— start Supplied entries —
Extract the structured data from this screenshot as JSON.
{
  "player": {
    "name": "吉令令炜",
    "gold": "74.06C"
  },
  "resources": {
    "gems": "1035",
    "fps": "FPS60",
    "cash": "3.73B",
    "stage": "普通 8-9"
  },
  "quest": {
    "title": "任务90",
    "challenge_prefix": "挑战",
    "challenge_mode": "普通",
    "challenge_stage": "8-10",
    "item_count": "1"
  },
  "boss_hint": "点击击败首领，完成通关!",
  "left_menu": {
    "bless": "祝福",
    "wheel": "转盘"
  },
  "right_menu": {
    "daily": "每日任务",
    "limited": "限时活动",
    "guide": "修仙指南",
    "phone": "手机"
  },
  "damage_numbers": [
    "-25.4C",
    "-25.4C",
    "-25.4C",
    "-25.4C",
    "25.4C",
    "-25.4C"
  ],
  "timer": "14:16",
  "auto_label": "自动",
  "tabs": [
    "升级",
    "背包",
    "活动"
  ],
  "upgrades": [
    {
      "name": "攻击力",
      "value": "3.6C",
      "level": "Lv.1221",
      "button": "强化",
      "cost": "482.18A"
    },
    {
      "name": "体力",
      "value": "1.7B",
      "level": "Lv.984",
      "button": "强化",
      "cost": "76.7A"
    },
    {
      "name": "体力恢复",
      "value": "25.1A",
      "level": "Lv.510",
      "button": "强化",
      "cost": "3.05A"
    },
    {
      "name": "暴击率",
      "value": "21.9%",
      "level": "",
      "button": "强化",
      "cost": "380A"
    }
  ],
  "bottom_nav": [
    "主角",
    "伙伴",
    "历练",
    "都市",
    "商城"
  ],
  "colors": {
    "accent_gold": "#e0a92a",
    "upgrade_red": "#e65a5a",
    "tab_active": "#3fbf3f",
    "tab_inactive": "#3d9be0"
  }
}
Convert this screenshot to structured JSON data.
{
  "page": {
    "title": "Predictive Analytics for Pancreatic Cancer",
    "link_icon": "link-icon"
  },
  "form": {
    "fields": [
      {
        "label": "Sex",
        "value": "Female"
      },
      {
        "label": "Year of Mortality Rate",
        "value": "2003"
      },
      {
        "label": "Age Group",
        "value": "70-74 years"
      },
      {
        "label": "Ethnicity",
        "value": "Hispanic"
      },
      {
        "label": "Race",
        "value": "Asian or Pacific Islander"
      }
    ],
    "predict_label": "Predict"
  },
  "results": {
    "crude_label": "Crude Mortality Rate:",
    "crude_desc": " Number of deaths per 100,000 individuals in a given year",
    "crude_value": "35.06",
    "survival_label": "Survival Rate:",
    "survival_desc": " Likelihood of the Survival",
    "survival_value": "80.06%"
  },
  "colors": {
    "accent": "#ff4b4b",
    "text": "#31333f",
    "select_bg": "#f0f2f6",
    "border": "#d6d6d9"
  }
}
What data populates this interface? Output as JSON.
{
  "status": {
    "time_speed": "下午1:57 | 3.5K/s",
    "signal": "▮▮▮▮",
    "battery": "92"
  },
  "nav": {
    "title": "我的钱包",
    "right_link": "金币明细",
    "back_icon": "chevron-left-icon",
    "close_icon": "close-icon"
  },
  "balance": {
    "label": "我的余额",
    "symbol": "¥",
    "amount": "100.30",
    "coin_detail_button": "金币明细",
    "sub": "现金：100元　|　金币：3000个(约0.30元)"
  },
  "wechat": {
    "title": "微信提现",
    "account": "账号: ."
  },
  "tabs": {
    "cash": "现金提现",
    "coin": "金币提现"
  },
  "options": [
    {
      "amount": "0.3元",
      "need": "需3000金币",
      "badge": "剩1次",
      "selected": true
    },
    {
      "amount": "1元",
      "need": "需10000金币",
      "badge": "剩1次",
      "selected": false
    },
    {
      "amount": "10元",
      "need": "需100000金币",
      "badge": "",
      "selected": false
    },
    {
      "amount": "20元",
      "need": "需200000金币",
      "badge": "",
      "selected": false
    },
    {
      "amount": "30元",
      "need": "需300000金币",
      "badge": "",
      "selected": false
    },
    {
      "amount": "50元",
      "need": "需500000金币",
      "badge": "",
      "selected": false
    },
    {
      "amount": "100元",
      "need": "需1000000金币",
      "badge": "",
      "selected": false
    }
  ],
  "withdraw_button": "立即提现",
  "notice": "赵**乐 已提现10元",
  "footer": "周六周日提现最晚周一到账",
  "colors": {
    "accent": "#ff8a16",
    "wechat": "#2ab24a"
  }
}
— end Supplied entries —
▸ **Task statement**
Write out every entry word for word.

▸ **Solution to the problem**
Extract the structured data from this screenshot as JSON.
{
  "player": {
    "name": "吉令令炜",
    "gold": "74.06C"
  },
  "resources": {
    "gems": "1035",
    "fps": "FPS60",
    "cash": "3.73B",
    "stage": "普通 8-9"
  },
  "quest": {
    "title": "任务90",
    "challenge_prefix": "挑战",
    "challenge_mode": "普通",
    "challenge_stage": "8-10",
    "item_count": "1"
  },
  "boss_hint": "点击击败首领，完成通关!",
  "left_menu": {
    "bless": "祝福",
    "wheel": "转盘"
  },
  "right_menu": {
    "daily": "每日任务",
    "limited": "限时活动",
    "guide": "修仙指南",
    "phone": "手机"
  },
  "damage_numbers": [
    "-25.4C",
    "-25.4C",
    "-25.4C",
    "-25.4C",
    "25.4C",
    "-25.4C"
  ],
  "timer": "14:16",
  "auto_label": "自动",
  "tabs": [
    "升级",
    "背包",
    "活动"
  ],
  "upgrades": [
    {
      "name": "攻击力",
      "value": "3.6C",
      "level": "Lv.1221",
      "button": "强化",
      "cost": "482.18A"
    },
    {
      "name": "体力",
      "value": "1.7B",
      "level": "Lv.984",
      "button": "强化",
      "cost": "76.7A"
    },
    {
      "name": "体力恢复",
      "value": "25.1A",
      "level": "Lv.510",
      "button": "强化",
      "cost": "3.05A"
    },
    {
      "name": "暴击率",
      "value": "21.9%",
      "level": "",
      "button": "强化",
      "cost": "380A"
    }
  ],
  "bottom_nav": [
    "主角",
    "伙伴",
    "历练",
    "都市",
    "商城"
  ],
  "colors": {
    "accent_gold": "#e0a92a",
    "upgrade_red": "#e65a5a",
    "tab_active": "#3fbf3f",
    "tab_inactive": "#3d9be0"
  }
}
Convert this screenshot to structured JSON data.
{
  "page": {
    "title": "Predictive Analytics for Pancreatic Cancer",
    "link_icon": "link-icon"
  },
  "form": {
    "fields": [
      {
        "label": "Sex",
        "value": "Female"
      },
      {
        "label": "Year of Mortality Rate",
        "value": "2003"
      },
      {
        "label": "Age Group",
        "value": "70-74 years"
      },
      {
        "label": "Ethnicity",
        "value": "Hispanic"
      },
      {
        "label": "Race",
        "value": "Asian or Pacific Islander"
      }
    ],
    "predict_label": "Predict"
  },
  "results": {
    "crude_label": "Crude Mortality Rate:",
    "crude_desc": " Number of deaths per 100,000 individuals in a given year",
    "crude_value": "35.06",
    "survival_label": "Survival Rate:",
    "survival_desc": " Likelihood of the Survival",
    "survival_value": "80.06%"
  },
  "colors": {
    "accent": "#ff4b4b",
    "text": "#31333f",
    "select_bg": "#f0f2f6",
    "border": "#d6d6d9"
  }
}
What data populates this interface? Output as JSON.
{
  "status": {
    "time_speed": "下午1:57 | 3.5K/s",
    "signal": "▮▮▮▮",
    "battery": "92"
  },
  "nav": {
    "title": "我的钱包",
    "right_link": "金币明细",
    "back_icon": "chevron-left-icon",
    "close_icon": "close-icon"
  },
  "balance": {
    "label": "我的余额",
    "symbol": "¥",
    "amount": "100.30",
    "coin_detail_button": "金币明细",
    "sub": "现金：100元　|　金币：3000个(约0.30元)"
  },
  "wechat": {
    "title": "微信提现",
    "account": "账号: ."
  },
  "tabs": {
    "cash": "现金提现",
    "coin": "金币提现"
  },
  "options": [
    {
      "amount": "0.3元",
      "need": "需3000金币",
      "badge": "剩1次",
      "selected": true
    },
    {
      "amount": "1元",
      "need": "需10000金币",
      "badge": "剩1次",
      "selected": false
    },
    {
      "amount": "10元",
      "need": "需100000金币",
      "badge": "",
      "selected": false
    },
    {
      "amount": "20元",
      "need": "需200000金币",
      "badge": "",
      "selected": false
    },
    {
      "amount": "30元",
      "need": "需300000金币",
      "badge": "",
      "selected": false
    },
    {
      "amount": "50元",
      "need": "需500000金币",
      "badge": "",
      "selected": false
    },
    {
      "amount": "100元",
      "need": "需1000000金币",
      "badge": "",
      "selected": false
    }
  ],
  "withdraw_button": "立即提现",
  "notice": "赵**乐 已提现10元",
  "footer": "周六周日提现最晚周一到账",
  "colors": {
    "accent": "#ff8a16",
    "wechat": "#2ab24a"
  }
}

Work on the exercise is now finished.